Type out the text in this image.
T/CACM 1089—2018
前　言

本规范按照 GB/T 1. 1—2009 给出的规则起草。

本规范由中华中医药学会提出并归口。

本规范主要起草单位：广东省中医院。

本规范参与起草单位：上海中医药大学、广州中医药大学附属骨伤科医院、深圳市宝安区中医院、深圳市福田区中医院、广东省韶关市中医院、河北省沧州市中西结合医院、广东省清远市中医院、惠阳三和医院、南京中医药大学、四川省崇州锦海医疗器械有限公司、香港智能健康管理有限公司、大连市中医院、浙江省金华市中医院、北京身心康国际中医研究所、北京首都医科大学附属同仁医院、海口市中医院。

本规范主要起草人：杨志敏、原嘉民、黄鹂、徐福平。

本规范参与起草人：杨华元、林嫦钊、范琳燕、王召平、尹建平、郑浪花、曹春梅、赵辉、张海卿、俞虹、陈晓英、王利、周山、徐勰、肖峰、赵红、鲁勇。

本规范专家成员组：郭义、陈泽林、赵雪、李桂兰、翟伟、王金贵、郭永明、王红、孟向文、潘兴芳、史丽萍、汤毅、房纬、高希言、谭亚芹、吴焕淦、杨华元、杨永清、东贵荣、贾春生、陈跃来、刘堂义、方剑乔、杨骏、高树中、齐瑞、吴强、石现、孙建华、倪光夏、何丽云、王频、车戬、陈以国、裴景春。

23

▶ _Given instruction_
Nothing in the data may differ; print all of it exactly as written.

▶ _Written answer_
Type out the text in this image.
T/CACM 1089—2018
前　言

本规范按照 GB/T 1. 1—2009 给出的规则起草。

本规范由中华中医药学会提出并归口。

本规范主要起草单位：广东省中医院。

本规范参与起草单位：上海中医药大学、广州中医药大学附属骨伤科医院、深圳市宝安区中医院、深圳市福田区中医院、广东省韶关市中医院、河北省沧州市中西结合医院、广东省清远市中医院、惠阳三和医院、南京中医药大学、四川省崇州锦海医疗器械有限公司、香港智能健康管理有限公司、大连市中医院、浙江省金华市中医院、北京身心康国际中医研究所、北京首都医科大学附属同仁医院、海口市中医院。

本规范主要起草人：杨志敏、原嘉民、黄鹂、徐福平。

本规范参与起草人：杨华元、林嫦钊、范琳燕、王召平、尹建平、郑浪花、曹春梅、赵辉、张海卿、俞虹、陈晓英、王利、周山、徐勰、肖峰、赵红、鲁勇。

本规范专家成员组：郭义、陈泽林、赵雪、李桂兰、翟伟、王金贵、郭永明、王红、孟向文、潘兴芳、史丽萍、汤毅、房纬、高希言、谭亚芹、吴焕淦、杨华元、杨永清、东贵荣、贾春生、陈跃来、刘堂义、方剑乔、杨骏、高树中、齐瑞、吴强、石现、孙建华、倪光夏、何丽云、王频、车戬、陈以国、裴景春。

23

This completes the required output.